__Stated exercise__
Give back exactly the lines that run from the line containing "Give me a plain-text" through the end of the listing below. Leave out every other line.

======== Task data

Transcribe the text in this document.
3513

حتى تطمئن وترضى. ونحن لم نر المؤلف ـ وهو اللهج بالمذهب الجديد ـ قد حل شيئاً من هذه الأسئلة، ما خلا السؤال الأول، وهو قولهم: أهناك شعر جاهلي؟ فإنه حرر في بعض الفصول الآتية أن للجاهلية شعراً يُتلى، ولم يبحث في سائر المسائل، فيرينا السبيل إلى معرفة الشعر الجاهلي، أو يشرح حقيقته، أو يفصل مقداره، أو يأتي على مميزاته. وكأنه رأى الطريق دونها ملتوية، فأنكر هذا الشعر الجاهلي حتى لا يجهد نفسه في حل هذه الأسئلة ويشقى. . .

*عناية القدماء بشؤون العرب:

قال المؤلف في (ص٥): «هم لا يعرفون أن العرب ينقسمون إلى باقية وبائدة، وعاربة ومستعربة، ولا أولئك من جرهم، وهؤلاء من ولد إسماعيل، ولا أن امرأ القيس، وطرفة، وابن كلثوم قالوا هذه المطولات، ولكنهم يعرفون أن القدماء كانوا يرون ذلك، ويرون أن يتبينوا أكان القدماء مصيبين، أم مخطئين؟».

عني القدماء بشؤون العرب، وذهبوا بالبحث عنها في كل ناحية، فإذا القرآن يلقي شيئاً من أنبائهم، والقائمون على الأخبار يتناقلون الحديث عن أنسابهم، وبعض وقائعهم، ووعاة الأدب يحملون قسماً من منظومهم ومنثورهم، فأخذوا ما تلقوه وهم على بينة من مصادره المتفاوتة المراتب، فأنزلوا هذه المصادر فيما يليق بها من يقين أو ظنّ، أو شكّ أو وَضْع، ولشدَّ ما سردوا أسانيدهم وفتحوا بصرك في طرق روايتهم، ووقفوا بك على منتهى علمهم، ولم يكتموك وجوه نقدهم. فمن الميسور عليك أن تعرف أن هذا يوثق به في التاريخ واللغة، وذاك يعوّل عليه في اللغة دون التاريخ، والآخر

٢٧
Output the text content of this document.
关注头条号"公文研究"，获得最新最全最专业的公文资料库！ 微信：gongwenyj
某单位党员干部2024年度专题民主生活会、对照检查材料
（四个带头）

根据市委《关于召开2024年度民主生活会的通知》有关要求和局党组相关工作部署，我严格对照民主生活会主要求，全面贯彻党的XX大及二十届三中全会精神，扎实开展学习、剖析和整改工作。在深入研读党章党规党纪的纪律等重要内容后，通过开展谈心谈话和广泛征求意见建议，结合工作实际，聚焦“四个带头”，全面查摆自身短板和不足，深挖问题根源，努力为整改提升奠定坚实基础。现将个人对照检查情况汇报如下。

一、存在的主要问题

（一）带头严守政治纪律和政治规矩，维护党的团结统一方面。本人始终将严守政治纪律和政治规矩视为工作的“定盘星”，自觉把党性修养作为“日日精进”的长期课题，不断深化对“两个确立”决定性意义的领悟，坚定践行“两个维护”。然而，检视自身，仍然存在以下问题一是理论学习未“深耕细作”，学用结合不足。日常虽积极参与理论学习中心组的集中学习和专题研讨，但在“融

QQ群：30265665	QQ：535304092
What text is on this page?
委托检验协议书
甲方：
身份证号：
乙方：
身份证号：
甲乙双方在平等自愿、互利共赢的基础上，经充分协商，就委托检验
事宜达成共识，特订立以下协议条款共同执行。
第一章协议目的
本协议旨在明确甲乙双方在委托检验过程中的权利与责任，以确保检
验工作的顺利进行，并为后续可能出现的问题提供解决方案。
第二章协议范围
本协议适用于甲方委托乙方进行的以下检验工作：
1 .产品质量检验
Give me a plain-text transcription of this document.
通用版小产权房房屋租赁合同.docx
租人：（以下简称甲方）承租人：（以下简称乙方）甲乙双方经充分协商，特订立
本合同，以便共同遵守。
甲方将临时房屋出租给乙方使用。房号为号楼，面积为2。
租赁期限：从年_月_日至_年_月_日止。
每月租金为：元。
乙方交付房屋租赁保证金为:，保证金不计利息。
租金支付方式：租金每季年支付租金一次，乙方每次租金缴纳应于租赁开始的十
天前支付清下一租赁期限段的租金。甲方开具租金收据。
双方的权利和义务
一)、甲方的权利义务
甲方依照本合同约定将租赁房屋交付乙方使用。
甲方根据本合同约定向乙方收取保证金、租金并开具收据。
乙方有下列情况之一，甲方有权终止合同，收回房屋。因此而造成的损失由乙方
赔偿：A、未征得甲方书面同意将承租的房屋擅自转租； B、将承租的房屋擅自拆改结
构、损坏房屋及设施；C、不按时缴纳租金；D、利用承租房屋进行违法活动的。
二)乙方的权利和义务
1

================

__Written answer__
Give me a plain-text transcription of this document.
通用版小产权房房屋租赁合同.docx
租人：（以下简称甲方）承租人：（以下简称乙方）甲乙双方经充分协商，特订立
本合同，以便共同遵守。
甲方将临时房屋出租给乙方使用。房号为号楼，面积为2。
租赁期限：从年_月_日至_年_月_日止。
每月租金为：元。
乙方交付房屋租赁保证金为:，保证金不计利息。
租金支付方式：租金每季年支付租金一次，乙方每次租金缴纳应于租赁开始的十
天前支付清下一租赁期限段的租金。甲方开具租金收据。
双方的权利和义务
一)、甲方的权利义务
甲方依照本合同约定将租赁房屋交付乙方使用。
甲方根据本合同约定向乙方收取保证金、租金并开具收据。
乙方有下列情况之一，甲方有权终止合同，收回房屋。因此而造成的损失由乙方
赔偿：A、未征得甲方书面同意将承租的房屋擅自转租； B、将承租的房屋擅自拆改结
构、损坏房屋及设施；C、不按时缴纳租金；D、利用承租房屋进行违法活动的。
二)乙方的权利和义务
1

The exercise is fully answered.